* [Stated problem]: Reproduce the material below verbatim, line for line, from start to finish, but omit the pictures.
---+---
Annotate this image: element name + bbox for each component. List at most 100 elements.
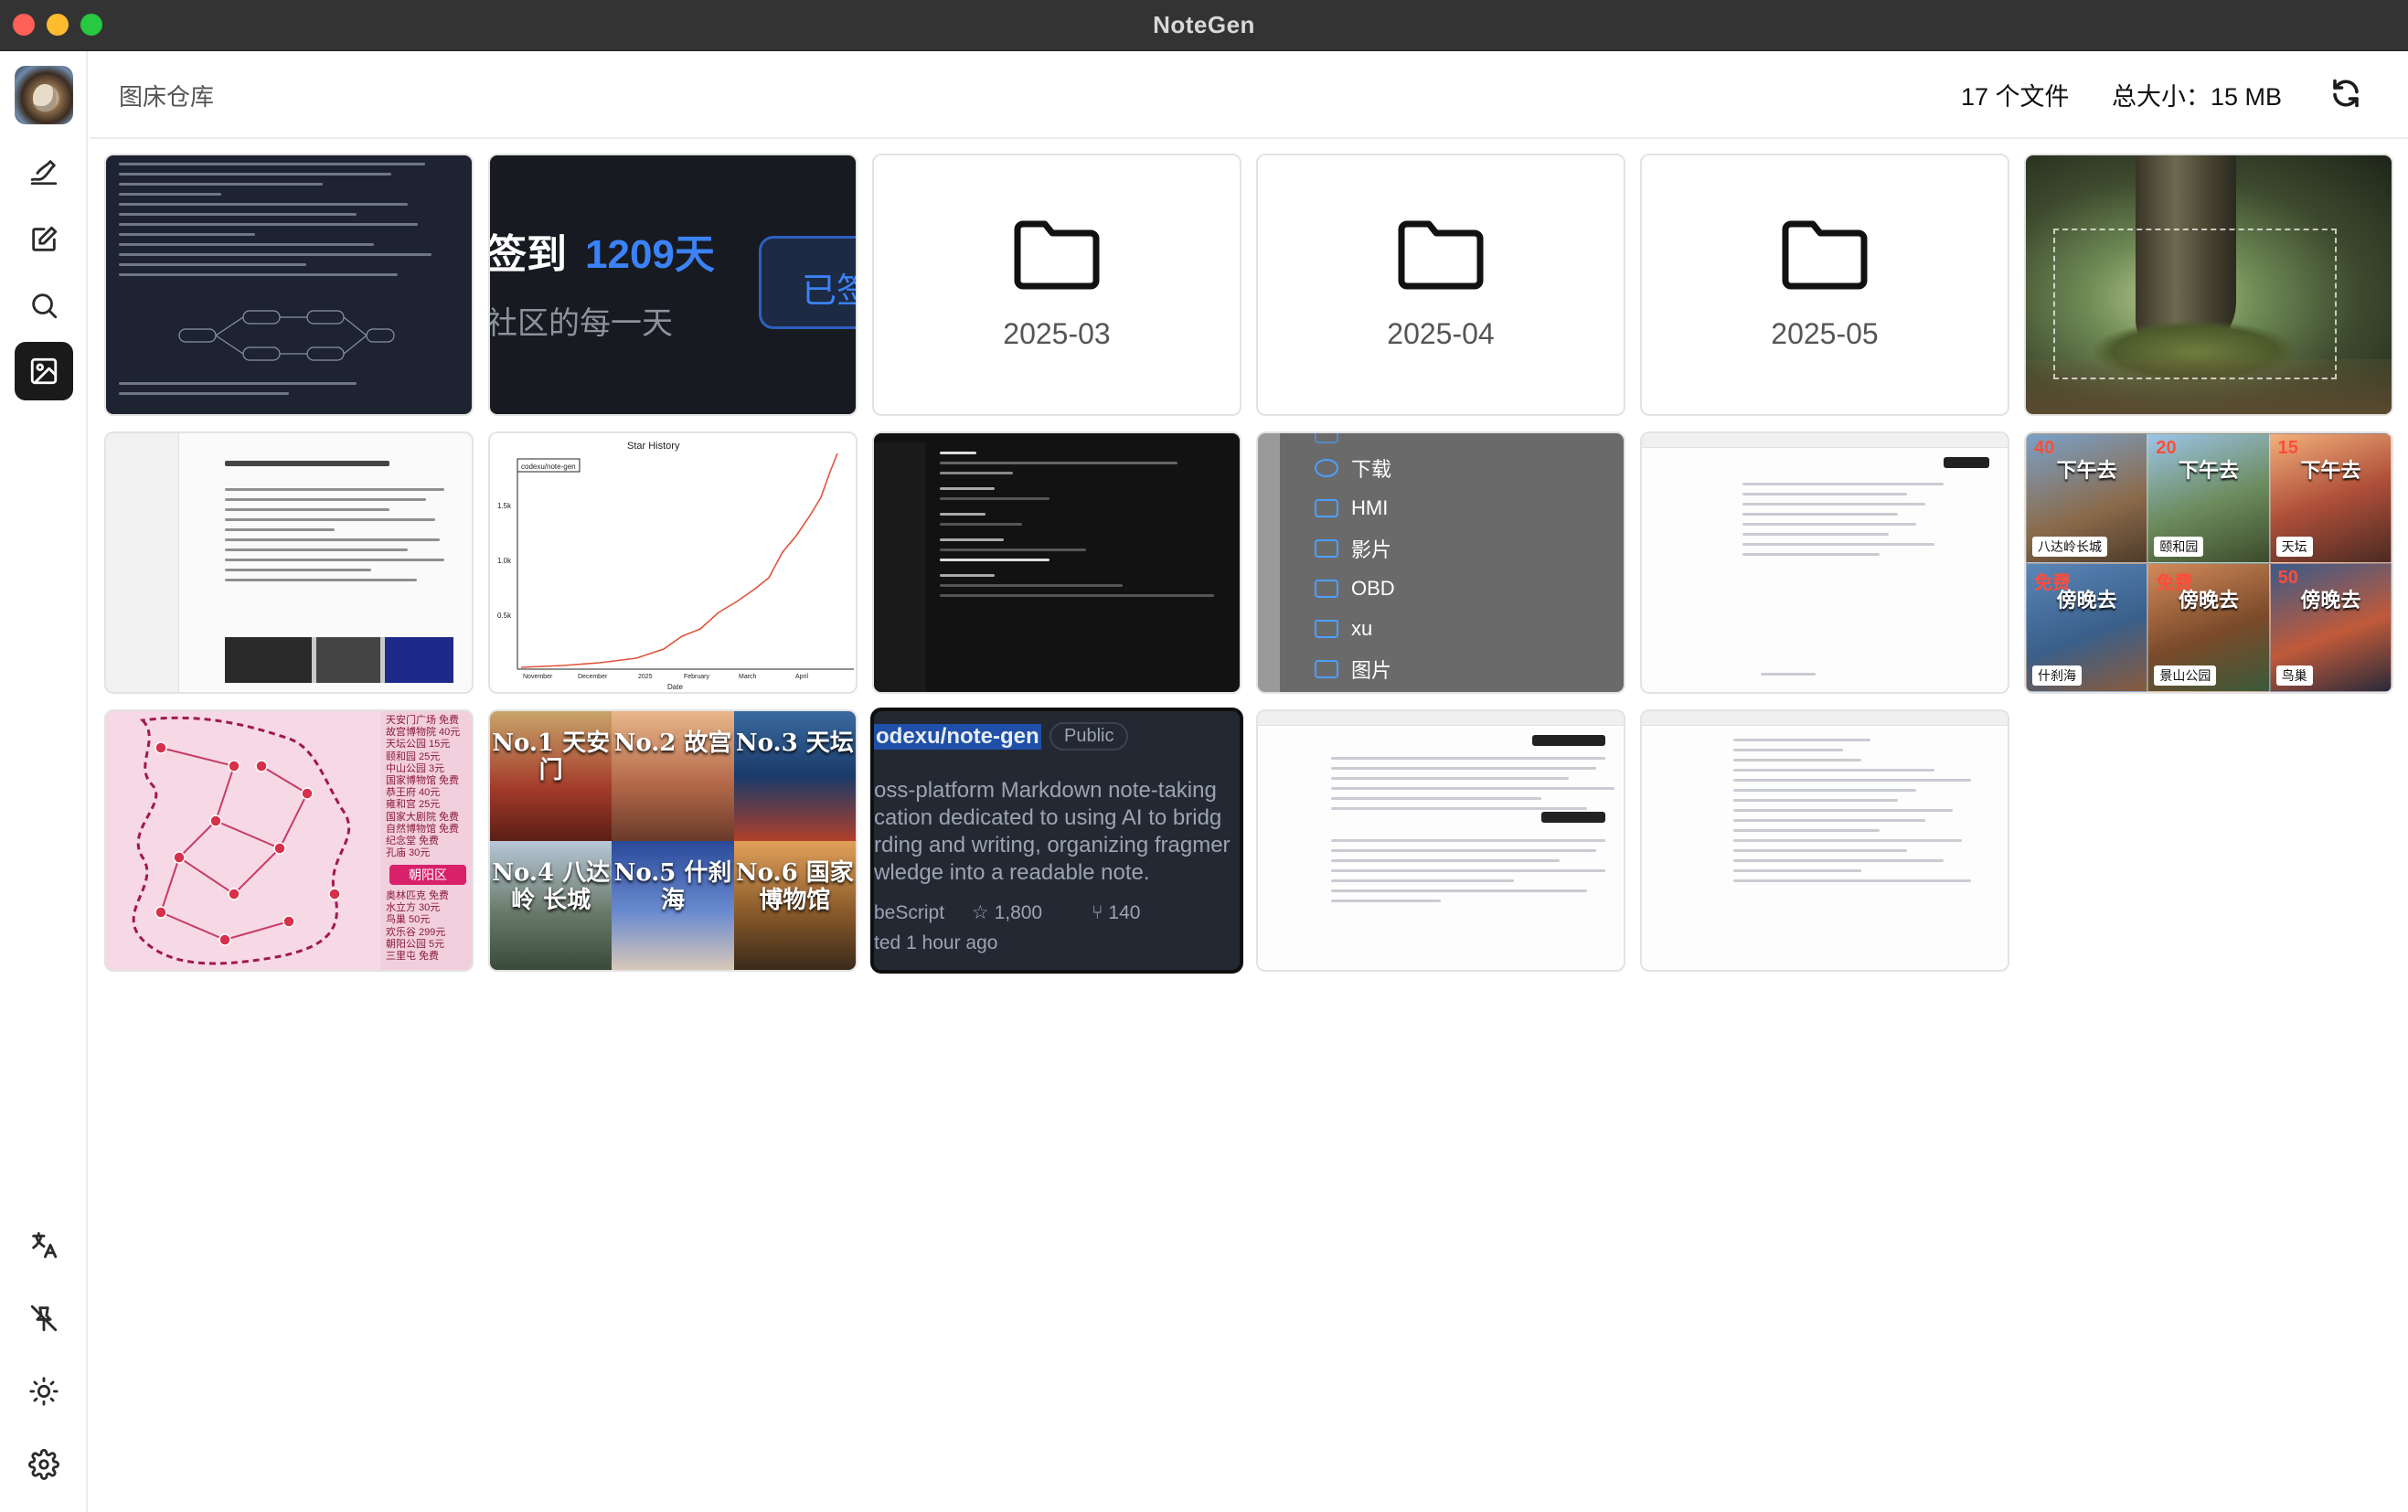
poster-label: No.3 天坛 <box>735 729 854 757</box>
record-button[interactable] <box>15 143 73 201</box>
checkin-subtitle: 社区的每一天 <box>488 306 673 341</box>
repo-updated: ted 1 hour ago <box>874 932 998 953</box>
finder-row: OBD <box>1315 569 1395 609</box>
maximize-window-button[interactable] <box>80 14 102 36</box>
finder-row: xu <box>1315 609 1395 649</box>
visibility-badge: Public <box>1050 722 1129 751</box>
price-item: 欢乐谷 299元 <box>386 926 446 938</box>
folder-item[interactable]: 2025-04 <box>1256 154 1625 416</box>
poster-label: No.5 什刹海 <box>613 858 732 914</box>
refresh-button[interactable] <box>2329 77 2362 110</box>
app-title: NoteGen <box>1153 11 1255 38</box>
price-item: 三里屯 免费 <box>386 951 440 963</box>
fork-count: 140 <box>1108 902 1141 923</box>
repo-language: beScript <box>874 902 945 923</box>
folder-item[interactable]: 2025-05 <box>1640 154 2009 416</box>
pin-toggle-button[interactable] <box>15 1289 73 1347</box>
price-item: 天坛公园 15元 <box>386 739 451 751</box>
minimize-window-button[interactable] <box>47 14 69 36</box>
travel-tile: 40 下午去 八达岭长城 <box>2026 433 2148 563</box>
image-thumbnail[interactable] <box>1256 709 1625 972</box>
doc-title-bar <box>225 461 389 466</box>
image-thumbnail[interactable] <box>1640 431 2009 694</box>
translate-button[interactable] <box>15 1216 73 1274</box>
theme-toggle-button[interactable] <box>15 1362 73 1421</box>
price-item: 鸟巢 50元 <box>386 914 431 926</box>
folder-icon <box>1315 433 1338 443</box>
app-bar <box>1258 711 1624 726</box>
search-button[interactable] <box>15 276 73 335</box>
price-item: 自然博物馆 免费 <box>386 823 460 835</box>
image-thumbnail[interactable] <box>104 431 474 694</box>
folder-name: 2025-04 <box>1387 317 1495 350</box>
write-button[interactable] <box>15 210 73 269</box>
flow-diagram <box>178 310 395 361</box>
travel-tile: 50 傍晚去 鸟巢 <box>2269 562 2392 692</box>
svg-text:March: March <box>739 674 757 680</box>
travel-caption: 下午去 <box>2056 459 2117 482</box>
poster-tile: No.3 天坛 <box>733 711 856 841</box>
travel-caption: 傍晚去 <box>2056 588 2117 612</box>
image-thumbnail[interactable]: 天安门广场 免费 故宫博物院 40元 天坛公园 15元 颐和园 25元 中山公园… <box>104 709 474 972</box>
image-thumbnail[interactable] <box>104 154 474 416</box>
finder-label: xu <box>1351 617 1373 640</box>
poster-tile: No.1 天安门 <box>490 711 613 841</box>
svg-text:0.5k: 0.5k <box>497 612 512 620</box>
image-thumbnail[interactable]: 40 下午去 八达岭长城 20 下午去 颐和园 15 下午去 天坛 免费 傍晚去… <box>2024 431 2393 694</box>
travel-tile: 免费 傍晚去 什刹海 <box>2026 562 2148 692</box>
folder-name: 2025-05 <box>1771 317 1879 350</box>
folder-icon <box>1782 220 1868 290</box>
price-item: 水立方 30元 <box>386 902 441 914</box>
image-thumbnail[interactable]: Star History codexu/note-gen 1.5k 1.0k 0… <box>488 431 858 694</box>
image-thumbnail[interactable] <box>872 431 1241 694</box>
svg-text:1.0k: 1.0k <box>497 557 512 565</box>
svg-text:1.5k: 1.5k <box>497 502 512 510</box>
travel-caption: 傍晚去 <box>2300 588 2361 612</box>
poster-tile: No.6 国家 博物馆 <box>733 840 856 970</box>
image-thumbnail[interactable]: No.1 天安门 No.2 故宫 No.3 天坛 No.4 八达岭 长城 No.… <box>488 709 858 972</box>
travel-tile: 免费 傍晚去 景山公园 <box>2147 562 2270 692</box>
folder-item[interactable]: 2025-03 <box>872 154 1241 416</box>
checkin-heading: 签到 1209天 <box>488 221 715 280</box>
finder-row: 下载 <box>1315 448 1395 488</box>
chat-tag <box>1944 457 1989 468</box>
image-thumbnail[interactable] <box>1640 709 2009 972</box>
star-stat: ☆ 1,800 <box>971 902 1043 923</box>
title-bar: NoteGen <box>0 0 2408 51</box>
image-hosting-button[interactable] <box>15 342 73 400</box>
price-item: 纪念堂 免费 <box>386 836 440 847</box>
price-item: 恭王府 40元 <box>386 787 441 799</box>
finder-label: OBD <box>1351 577 1395 600</box>
folder-icon <box>1315 499 1338 517</box>
description-line: oss-platform Markdown note-taking <box>874 778 1217 803</box>
travel-caption: 下午去 <box>2178 459 2239 482</box>
price-item: 中山公园 3元 <box>386 762 445 774</box>
travel-location: 鸟巢 <box>2275 665 2313 686</box>
travel-tile: 15 下午去 天坛 <box>2269 433 2392 563</box>
app-bar <box>1642 433 2008 448</box>
window-controls <box>13 14 102 36</box>
travel-caption: 下午去 <box>2300 459 2361 482</box>
folder-icon <box>1315 580 1338 598</box>
checkin-prefix: 签到 <box>488 232 567 277</box>
finder-label: 图片 <box>1351 659 1392 682</box>
description-line: cation dedicated to using AI to bridg <box>874 805 1222 830</box>
image-thumbnail[interactable]: odexu/note-gen Public oss-platform Markd… <box>870 708 1243 974</box>
image-thumbnail[interactable]: 签到 1209天 社区的每一天 已签 <box>488 154 858 416</box>
close-window-button[interactable] <box>13 14 35 36</box>
settings-button[interactable] <box>15 1435 73 1494</box>
avatar[interactable] <box>15 66 73 124</box>
total-size: 总大小：15 MB <box>2112 83 2283 111</box>
poster-label: No.1 天安门 <box>492 729 611 784</box>
star-history-repo: codexu/note-gen <box>521 463 576 471</box>
price-item: 孔庙 30元 <box>386 847 431 859</box>
image-thumbnail[interactable]: 下载 HMI 影片 OBD xu 图片 <box>1256 431 1625 694</box>
page-header: 图床仓库 17 个文件 总大小：15 MB <box>90 51 2408 139</box>
download-icon <box>1315 459 1338 477</box>
app-bar <box>1642 711 2008 726</box>
page-title: 图床仓库 <box>119 83 215 111</box>
image-hosting-icon <box>30 357 58 385</box>
settings-sidebar <box>874 442 925 692</box>
image-thumbnail[interactable] <box>2024 154 2393 416</box>
fork-stat: ⑂ 140 <box>1091 902 1141 923</box>
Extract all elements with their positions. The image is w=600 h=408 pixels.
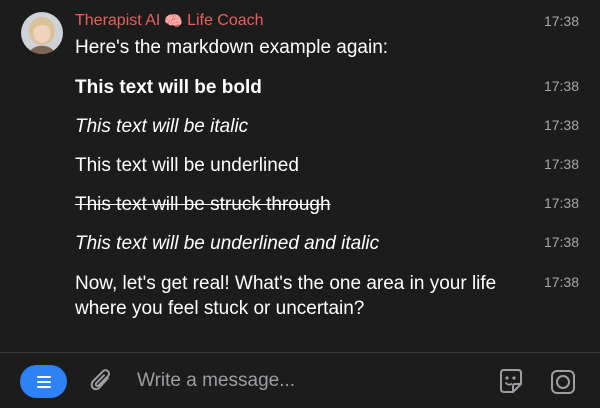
---+---
* [Reply]:
Annotate this image: element name + bbox for each component. List at most 100 elements.
poster-label: No.3 天坛 <box>735 729 854 757</box>
record-button[interactable] <box>15 143 73 201</box>
checkin-subtitle: 社区的每一天 <box>488 306 673 341</box>
repo-updated: ted 1 hour ago <box>874 932 998 953</box>
finder-row: OBD <box>1315 569 1395 609</box>
maximize-window-button[interactable] <box>80 14 102 36</box>
finder-row: xu <box>1315 609 1395 649</box>
visibility-badge: Public <box>1050 722 1129 751</box>
price-item: 欢乐谷 299元 <box>386 926 446 938</box>
folder-item[interactable]: 2025-04 <box>1256 154 1625 416</box>
poster-label: No.5 什刹海 <box>613 858 732 914</box>
refresh-button[interactable] <box>2329 77 2362 110</box>
app-title: NoteGen <box>1153 11 1255 38</box>
price-item: 三里屯 免费 <box>386 951 440 963</box>
fork-count: 140 <box>1108 902 1141 923</box>
repo-language: beScript <box>874 902 945 923</box>
folder-item[interactable]: 2025-05 <box>1640 154 2009 416</box>
pin-toggle-button[interactable] <box>15 1289 73 1347</box>
price-item: 天坛公园 15元 <box>386 739 451 751</box>
minimize-window-button[interactable] <box>47 14 69 36</box>
travel-tile: 40 下午去 八达岭长城 <box>2026 433 2148 563</box>
image-thumbnail[interactable] <box>1256 709 1625 972</box>
doc-title-bar <box>225 461 389 466</box>
image-thumbnail[interactable] <box>1640 431 2009 694</box>
translate-button[interactable] <box>15 1216 73 1274</box>
theme-toggle-button[interactable] <box>15 1362 73 1421</box>
price-item: 鸟巢 50元 <box>386 914 431 926</box>
folder-icon <box>1315 433 1338 443</box>
app-bar <box>1258 711 1624 726</box>
search-button[interactable] <box>15 276 73 335</box>
price-item: 自然博物馆 免费 <box>386 823 460 835</box>
image-thumbnail[interactable] <box>104 431 474 694</box>
folder-name: 2025-04 <box>1387 317 1495 350</box>
write-button[interactable] <box>15 210 73 269</box>
flow-diagram <box>178 310 395 361</box>
travel-tile: 50 傍晚去 鸟巢 <box>2269 562 2392 692</box>
svg-text:March: March <box>739 674 757 680</box>
travel-caption: 下午去 <box>2056 459 2117 482</box>
poster-tile: No.3 天坛 <box>733 711 856 841</box>
travel-caption: 傍晚去 <box>2056 588 2117 612</box>
image-thumbnail[interactable]: 天安门广场 免费 故宫博物院 40元 天坛公园 15元 颐和园 25元 中山公园… <box>104 709 474 972</box>
image-thumbnail[interactable] <box>104 154 474 416</box>
finder-label: xu <box>1351 617 1373 640</box>
poster-tile: No.1 天安门 <box>490 711 613 841</box>
svg-text:0.5k: 0.5k <box>497 612 512 620</box>
image-thumbnail[interactable]: 40 下午去 八达岭长城 20 下午去 颐和园 15 下午去 天坛 免费 傍晚去… <box>2024 431 2393 694</box>
travel-tile: 免费 傍晚去 什刹海 <box>2026 562 2148 692</box>
folder-name: 2025-05 <box>1771 317 1879 350</box>
folder-icon <box>1782 220 1868 290</box>
price-item: 水立方 30元 <box>386 902 441 914</box>
image-thumbnail[interactable]: Star History codexu/note-gen 1.5k 1.0k 0… <box>488 431 858 694</box>
image-thumbnail[interactable] <box>872 431 1241 694</box>
svg-text:1.0k: 1.0k <box>497 557 512 565</box>
svg-text:1.5k: 1.5k <box>497 502 512 510</box>
travel-caption: 傍晚去 <box>2300 588 2361 612</box>
poster-tile: No.6 国家 博物馆 <box>733 840 856 970</box>
image-thumbnail[interactable]: No.1 天安门 No.2 故宫 No.3 天坛 No.4 八达岭 长城 No.… <box>488 709 858 972</box>
travel-tile: 免费 傍晚去 景山公园 <box>2147 562 2270 692</box>
folder-item[interactable]: 2025-03 <box>872 154 1241 416</box>
checkin-heading: 签到 1209天 <box>488 221 715 280</box>
finder-row: 下载 <box>1315 448 1395 488</box>
chat-tag <box>1944 457 1989 468</box>
image-thumbnail[interactable] <box>1640 709 2009 972</box>
star-stat: ☆ 1,800 <box>971 902 1043 923</box>
title-bar: NoteGen <box>0 0 2408 51</box>
image-hosting-button[interactable] <box>15 342 73 400</box>
price-item: 纪念堂 免费 <box>386 836 440 847</box>
price-item: 恭王府 40元 <box>386 787 441 799</box>
finder-label: OBD <box>1351 577 1395 600</box>
folder-icon <box>1315 499 1338 517</box>
description-line: oss-platform Markdown note-taking <box>874 778 1217 803</box>
travel-caption: 下午去 <box>2178 459 2239 482</box>
price-item: 中山公园 3元 <box>386 762 445 774</box>
travel-location: 鸟巢 <box>2275 665 2313 686</box>
travel-tile: 15 下午去 天坛 <box>2269 433 2392 563</box>
app-bar <box>1642 433 2008 448</box>
window-controls <box>13 14 102 36</box>
travel-caption: 下午去 <box>2300 459 2361 482</box>
folder-icon <box>1315 580 1338 598</box>
checkin-prefix: 签到 <box>488 232 567 277</box>
finder-label: 图片 <box>1351 659 1392 682</box>
description-line: cation dedicated to using AI to bridg <box>874 805 1222 830</box>
image-thumbnail[interactable]: odexu/note-gen Public oss-platform Markd… <box>870 708 1243 974</box>
image-thumbnail[interactable]: 签到 1209天 社区的每一天 已签 <box>488 154 858 416</box>
close-window-button[interactable] <box>13 14 35 36</box>
settings-button[interactable] <box>15 1435 73 1494</box>
avatar[interactable] <box>15 66 73 124</box>
total-size: 总大小：15 MB <box>2112 83 2283 111</box>
poster-label: No.1 天安门 <box>492 729 611 784</box>
star-history-repo: codexu/note-gen <box>521 463 576 471</box>
price-item: 孔庙 30元 <box>386 847 431 859</box>
image-thumbnail[interactable]: 下载 HMI 影片 OBD xu 图片 <box>1256 431 1625 694</box>
page-header: 图床仓库 17 个文件 总大小：15 MB <box>90 51 2408 139</box>
download-icon <box>1315 459 1338 477</box>
app-bar <box>1642 711 2008 726</box>
page-title: 图床仓库 <box>119 83 215 111</box>
image-hosting-icon <box>30 357 58 385</box>
settings-sidebar <box>874 442 925 692</box>
image-thumbnail[interactable] <box>2024 154 2393 416</box>
fork-stat: ⑂ 140 <box>1091 902 1141 923</box>
Extract all elements with their positions. The image is w=600 h=408 pixels.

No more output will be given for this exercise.